EXERCISE GOAL: Pull out every line below holding the word "York".

EXTRACTED MATERIAL:
==================================================
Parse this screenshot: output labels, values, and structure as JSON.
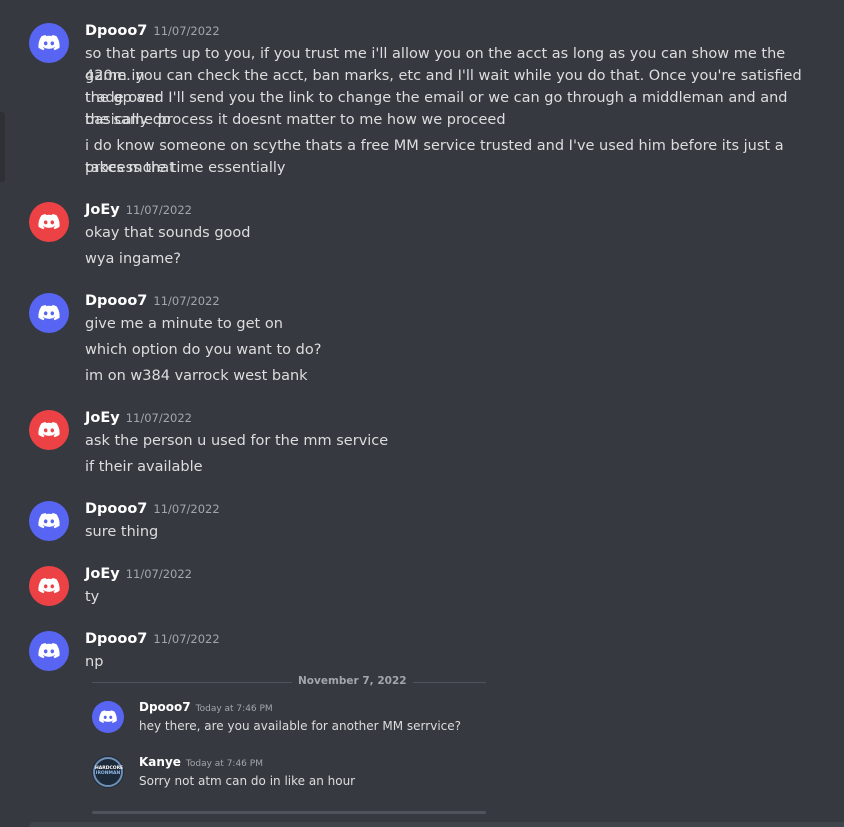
{
  "messages": [
    {
      "author": "Dpooo7",
      "timestamp": "11/07/2022",
      "lines": [
        "so that parts up to you, if you trust me i'll allow you on the acct as long as you can show me the 420m in",
        "game. you can check the acct, ban marks, etc and I'll wait while you do that. Once you're satisfied trade over",
        "the gp and I'll send you the link to change the email or we can go through a middleman and and basically do",
        "the same process it doesnt matter to me how we proceed",
        "i do know someone on scythe thats a free MM service trusted and I've used him before its just a process that",
        "takes more time essentially"
      ]
    },
    {
      "author": "JoEy",
      "timestamp": "11/07/2022",
      "lines": [
        "okay that sounds good",
        "wya ingame?"
      ]
    },
    {
      "author": "Dpooo7",
      "timestamp": "11/07/2022",
      "lines": [
        "give me a minute to get on",
        "which option do you want to do?",
        "im on w384 varrock west bank"
      ]
    },
    {
      "author": "JoEy",
      "timestamp": "11/07/2022",
      "lines": [
        "ask the person u used for the mm service",
        "if their available"
      ]
    },
    {
      "author": "Dpooo7",
      "timestamp": "11/07/2022",
      "lines": [
        "sure thing"
      ]
    },
    {
      "author": "JoEy",
      "timestamp": "11/07/2022",
      "lines": [
        "ty"
      ]
    },
    {
      "author": "Dpooo7",
      "timestamp": "11/07/2022",
      "lines": [
        "np"
      ]
    }
  ],
  "date_divider": "November 7, 2022",
  "embedded": [
    {
      "author": "Dpooo7",
      "timestamp": "Today at 7:46 PM",
      "text": "hey there, are you available for another MM serrvice?"
    },
    {
      "author": "Kanye",
      "timestamp": "Today at 7:46 PM",
      "text": "Sorry not atm can do in like an hour",
      "avatar_text": [
        "HARDCORE",
        "IRONMAN"
      ]
    }
  ],
  "colors": {
    "background": "#36393f",
    "blurple": "#5865f2",
    "red": "#ed4245",
    "text": "#dcddde",
    "muted": "#a3a6aa"
  },
  "icons": {
    "discord_avatar": "discord-logo-icon"
  }
}
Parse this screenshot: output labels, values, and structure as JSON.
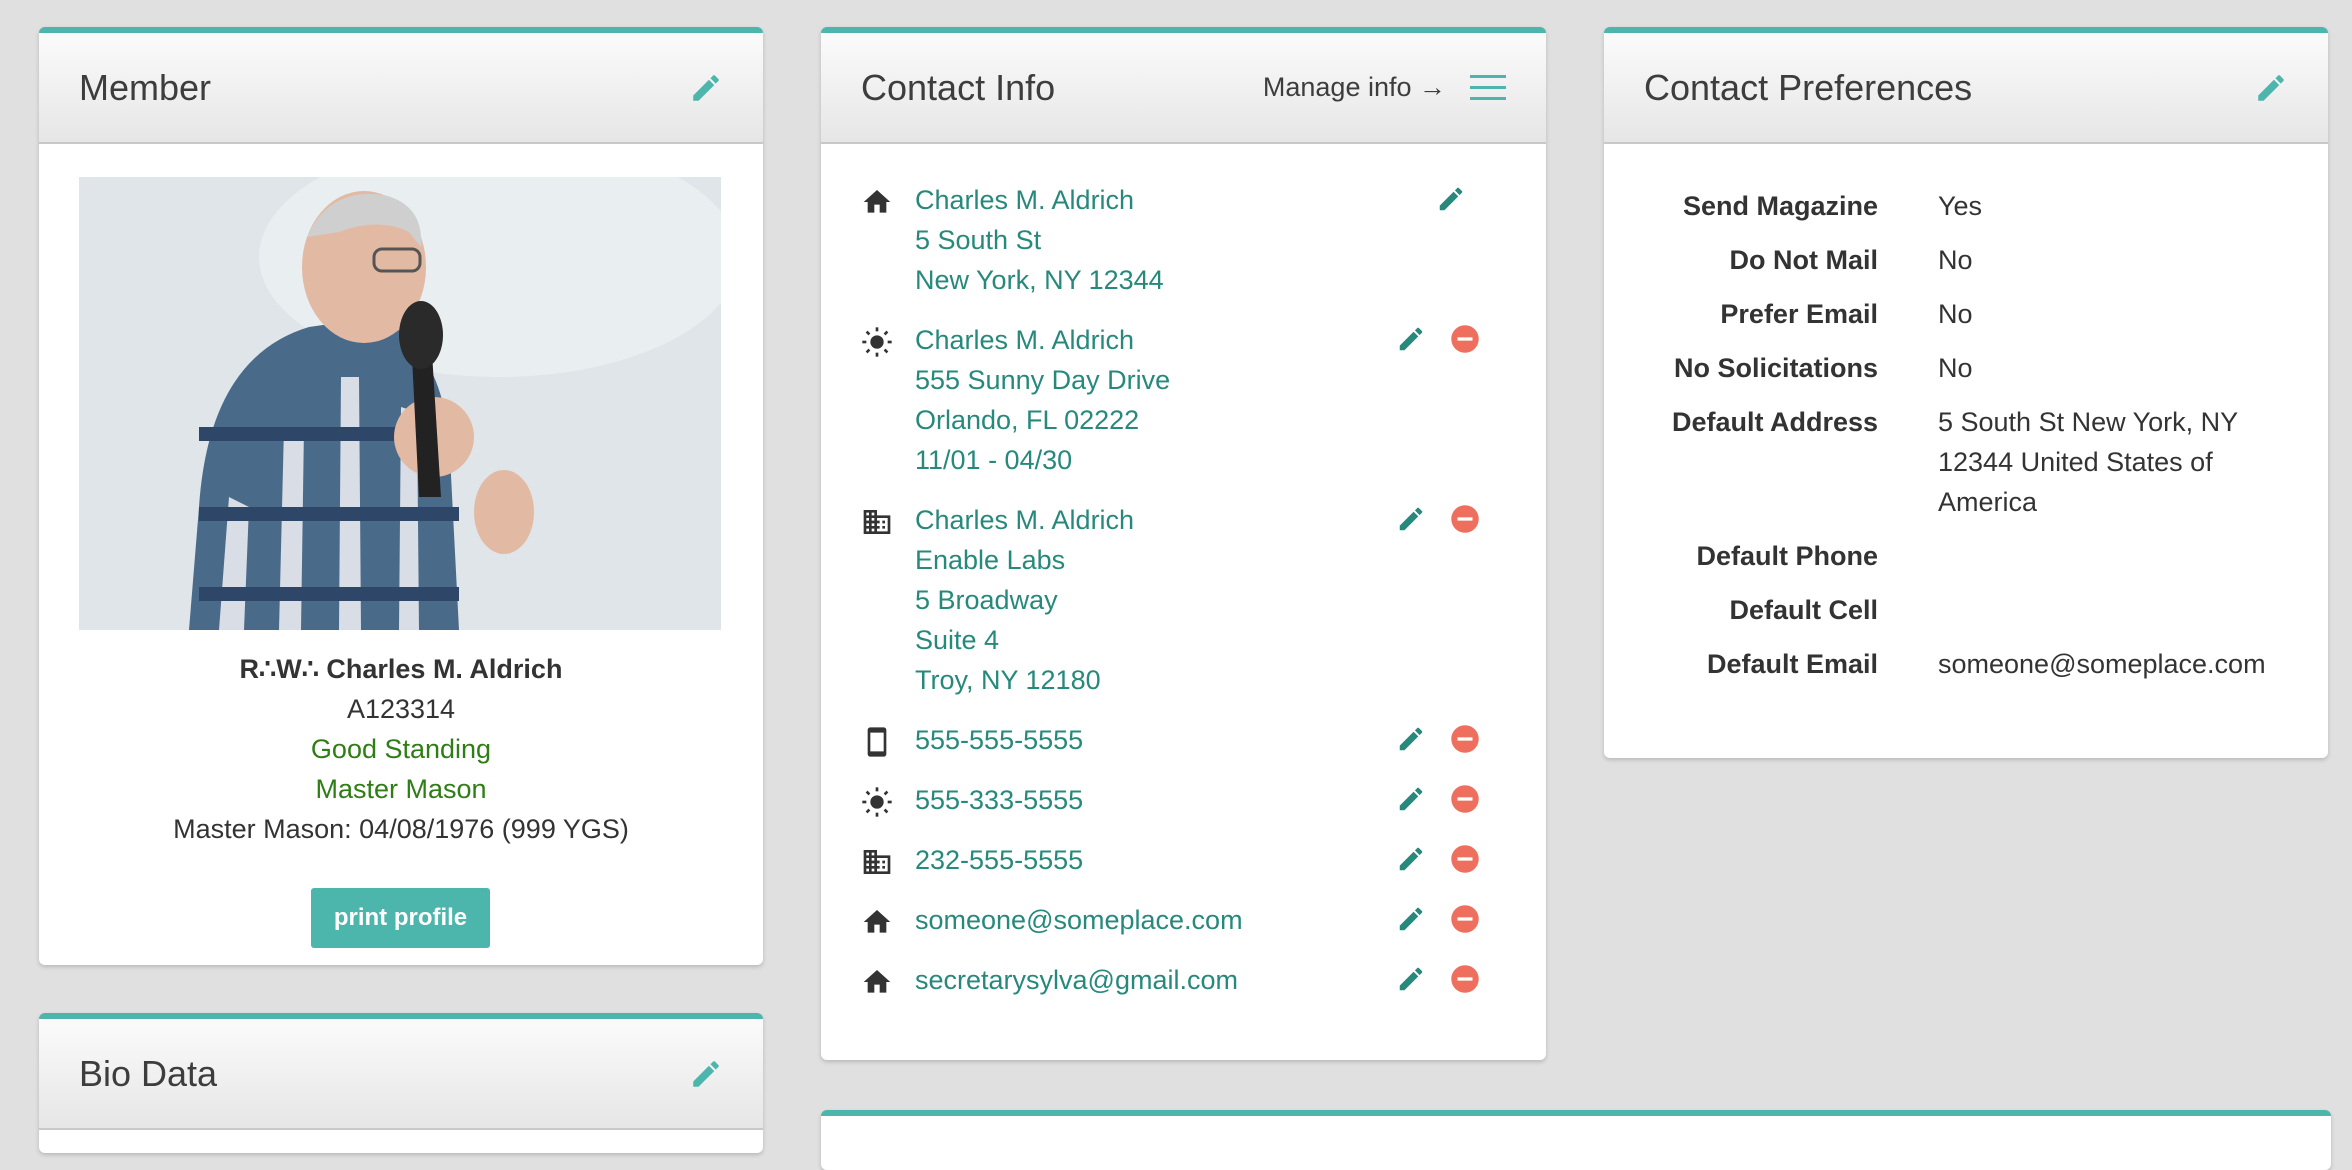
{
  "member_card": {
    "title": "Member",
    "name_prefix": "R∴W∴",
    "name": "Charles M. Aldrich",
    "member_id": "A123314",
    "standing": "Good Standing",
    "degree": "Master Mason",
    "degree_detail": "Master Mason: 04/08/1976 (999 YGS)",
    "print_label": "print profile"
  },
  "bio_card": {
    "title": "Bio Data"
  },
  "contact_card": {
    "title": "Contact Info",
    "manage_label": "Manage info →",
    "entries": [
      {
        "icon": "home-icon",
        "lines": [
          "Charles M. Aldrich",
          "5 South St",
          "New York, NY 12344"
        ]
      },
      {
        "icon": "sun-icon",
        "lines": [
          "Charles M. Aldrich",
          "555 Sunny Day Drive",
          "Orlando, FL 02222",
          "11/01 - 04/30"
        ]
      },
      {
        "icon": "business-icon",
        "lines": [
          "Charles M. Aldrich",
          "Enable Labs",
          "5 Broadway",
          "Suite 4",
          "Troy, NY 12180"
        ]
      },
      {
        "icon": "mobile-icon",
        "lines": [
          "555-555-5555"
        ]
      },
      {
        "icon": "sun-icon",
        "lines": [
          "555-333-5555"
        ]
      },
      {
        "icon": "business-icon",
        "lines": [
          "232-555-5555"
        ]
      },
      {
        "icon": "home-icon",
        "lines": [
          "someone@someplace.com"
        ]
      },
      {
        "icon": "home-icon",
        "lines": [
          "secretarysylva@gmail.com"
        ]
      }
    ]
  },
  "prefs_card": {
    "title": "Contact Preferences",
    "rows": [
      {
        "label": "Send Magazine",
        "value": "Yes"
      },
      {
        "label": "Do Not Mail",
        "value": "No"
      },
      {
        "label": "Prefer Email",
        "value": "No"
      },
      {
        "label": "No Solicitations",
        "value": "No"
      },
      {
        "label": "Default Address",
        "value": "5 South St New York, NY 12344 United States of America"
      },
      {
        "label": "Default Phone",
        "value": ""
      },
      {
        "label": "Default Cell",
        "value": ""
      },
      {
        "label": "Default Email",
        "value": "someone@someplace.com"
      }
    ]
  },
  "colors": {
    "accent": "#4db6ac",
    "link": "#26897b",
    "status": "#2e7d15",
    "remove": "#ef6f5e"
  }
}
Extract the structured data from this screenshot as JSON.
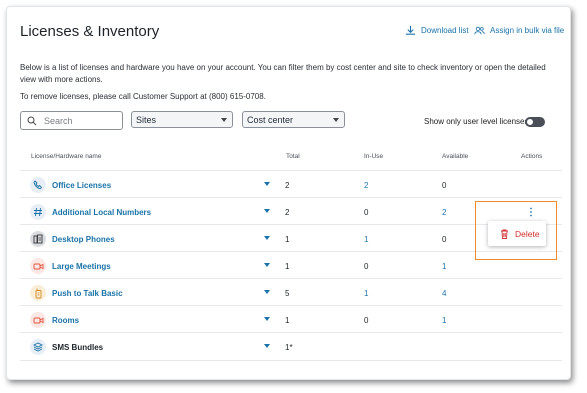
{
  "page": {
    "title": "Licenses & Inventory",
    "download_label": "Download list",
    "assign_label": "Assign in bulk via file",
    "description": "Below is a list of licenses and hardware you have on your account. You can filter them by cost center and site to check inventory or open the detailed view with more actions.",
    "support_note": "To remove licenses, please call Customer Support at (800) 615-0708."
  },
  "filters": {
    "search_placeholder": "Search",
    "sites_label": "Sites",
    "cost_center_label": "Cost center",
    "toggle_label": "Show only user level licenses"
  },
  "table": {
    "headers": {
      "name": "License/Hardware name",
      "total": "Total",
      "in_use": "In-Use",
      "available": "Available",
      "actions": "Actions"
    },
    "rows": [
      {
        "name": "Office Licenses",
        "total": "2",
        "in_use": "2",
        "available": "0",
        "icon": "phone-icon",
        "color": "#1a73a8"
      },
      {
        "name": "Additional Local Numbers",
        "total": "2",
        "in_use": "0",
        "available": "2",
        "icon": "hash-icon",
        "color": "#1a73a8"
      },
      {
        "name": "Desktop Phones",
        "total": "1",
        "in_use": "1",
        "available": "0",
        "icon": "desk-phone-icon",
        "color": "#1a73a8"
      },
      {
        "name": "Large Meetings",
        "total": "1",
        "in_use": "0",
        "available": "1",
        "icon": "video-icon",
        "color": "#1a73a8"
      },
      {
        "name": "Push to Talk Basic",
        "total": "5",
        "in_use": "1",
        "available": "4",
        "icon": "walkie-talkie-icon",
        "color": "#1a73a8"
      },
      {
        "name": "Rooms",
        "total": "1",
        "in_use": "0",
        "available": "1",
        "icon": "video-icon",
        "color": "#1a73a8"
      },
      {
        "name": "SMS Bundles",
        "total": "1*",
        "in_use": "",
        "available": "",
        "icon": "layers-icon",
        "color": "#1e2329"
      }
    ]
  },
  "menu": {
    "delete_label": "Delete"
  },
  "colors": {
    "accent": "#1a73a8",
    "danger": "#d22f2f",
    "highlight": "#f08a2c"
  }
}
==================================================
EXERCISE SOLUTION:
          "New York, NY 12344"
        "value": "5 South St New York, NY 12344 United States of America"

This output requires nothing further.